▶ **GOAL OF THE EXERCISE**
Read the data and repeat it in full, exactly.

═════ DATASET

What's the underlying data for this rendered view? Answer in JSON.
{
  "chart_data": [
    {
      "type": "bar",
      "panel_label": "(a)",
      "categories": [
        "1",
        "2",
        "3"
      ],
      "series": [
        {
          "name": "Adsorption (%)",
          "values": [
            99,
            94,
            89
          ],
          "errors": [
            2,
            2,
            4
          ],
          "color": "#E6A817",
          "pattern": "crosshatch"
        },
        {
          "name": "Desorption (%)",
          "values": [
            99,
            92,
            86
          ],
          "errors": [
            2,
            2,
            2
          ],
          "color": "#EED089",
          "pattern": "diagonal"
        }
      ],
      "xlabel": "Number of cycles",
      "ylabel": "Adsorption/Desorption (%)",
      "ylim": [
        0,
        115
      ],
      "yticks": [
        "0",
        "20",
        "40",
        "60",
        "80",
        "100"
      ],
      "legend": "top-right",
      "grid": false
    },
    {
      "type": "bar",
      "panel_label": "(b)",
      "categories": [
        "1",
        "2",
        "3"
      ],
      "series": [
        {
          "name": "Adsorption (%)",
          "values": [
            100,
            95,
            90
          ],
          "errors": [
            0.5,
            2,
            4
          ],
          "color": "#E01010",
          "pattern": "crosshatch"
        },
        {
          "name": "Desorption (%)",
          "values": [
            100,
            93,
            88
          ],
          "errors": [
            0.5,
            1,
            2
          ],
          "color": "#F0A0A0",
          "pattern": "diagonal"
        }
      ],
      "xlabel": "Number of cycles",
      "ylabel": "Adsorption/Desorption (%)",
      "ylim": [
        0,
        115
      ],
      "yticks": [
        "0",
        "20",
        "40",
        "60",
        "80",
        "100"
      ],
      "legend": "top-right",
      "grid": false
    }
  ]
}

══════════

▶ **THE OUTPUT**
What's the underlying data for this rendered view? Answer in JSON.
{
  "chart_data": [
    {
      "type": "bar",
      "panel_label": "(a)",
      "categories": [
        "1",
        "2",
        "3"
      ],
      "series": [
        {
          "name": "Adsorption (%)",
          "values": [
            99,
            94,
            89
          ],
          "errors": [
            2,
            2,
            4
          ],
          "color": "#E6A817",
          "pattern": "crosshatch"
        },
        {
          "name": "Desorption (%)",
          "values": [
            99,
            92,
            86
          ],
          "errors": [
            2,
            2,
            2
          ],
          "color": "#EED089",
          "pattern": "diagonal"
        }
      ],
      "xlabel": "Number of cycles",
      "ylabel": "Adsorption/Desorption (%)",
      "ylim": [
        0,
        115
      ],
      "yticks": [
        "0",
        "20",
        "40",
        "60",
        "80",
        "100"
      ],
      "legend": "top-right",
      "grid": false
    },
    {
      "type": "bar",
      "panel_label": "(b)",
      "categories": [
        "1",
        "2",
        "3"
      ],
      "series": [
        {
          "name": "Adsorption (%)",
          "values": [
            100,
            95,
            90
          ],
          "errors": [
            0.5,
            2,
            4
          ],
          "color": "#E01010",
          "pattern": "crosshatch"
        },
        {
          "name": "Desorption (%)",
          "values": [
            100,
            93,
            88
          ],
          "errors": [
            0.5,
            1,
            2
          ],
          "color": "#F0A0A0",
          "pattern": "diagonal"
        }
      ],
      "xlabel": "Number of cycles",
      "ylabel": "Adsorption/Desorption (%)",
      "ylim": [
        0,
        115
      ],
      "yticks": [
        "0",
        "20",
        "40",
        "60",
        "80",
        "100"
      ],
      "legend": "top-right",
      "grid": false
    }
  ]
}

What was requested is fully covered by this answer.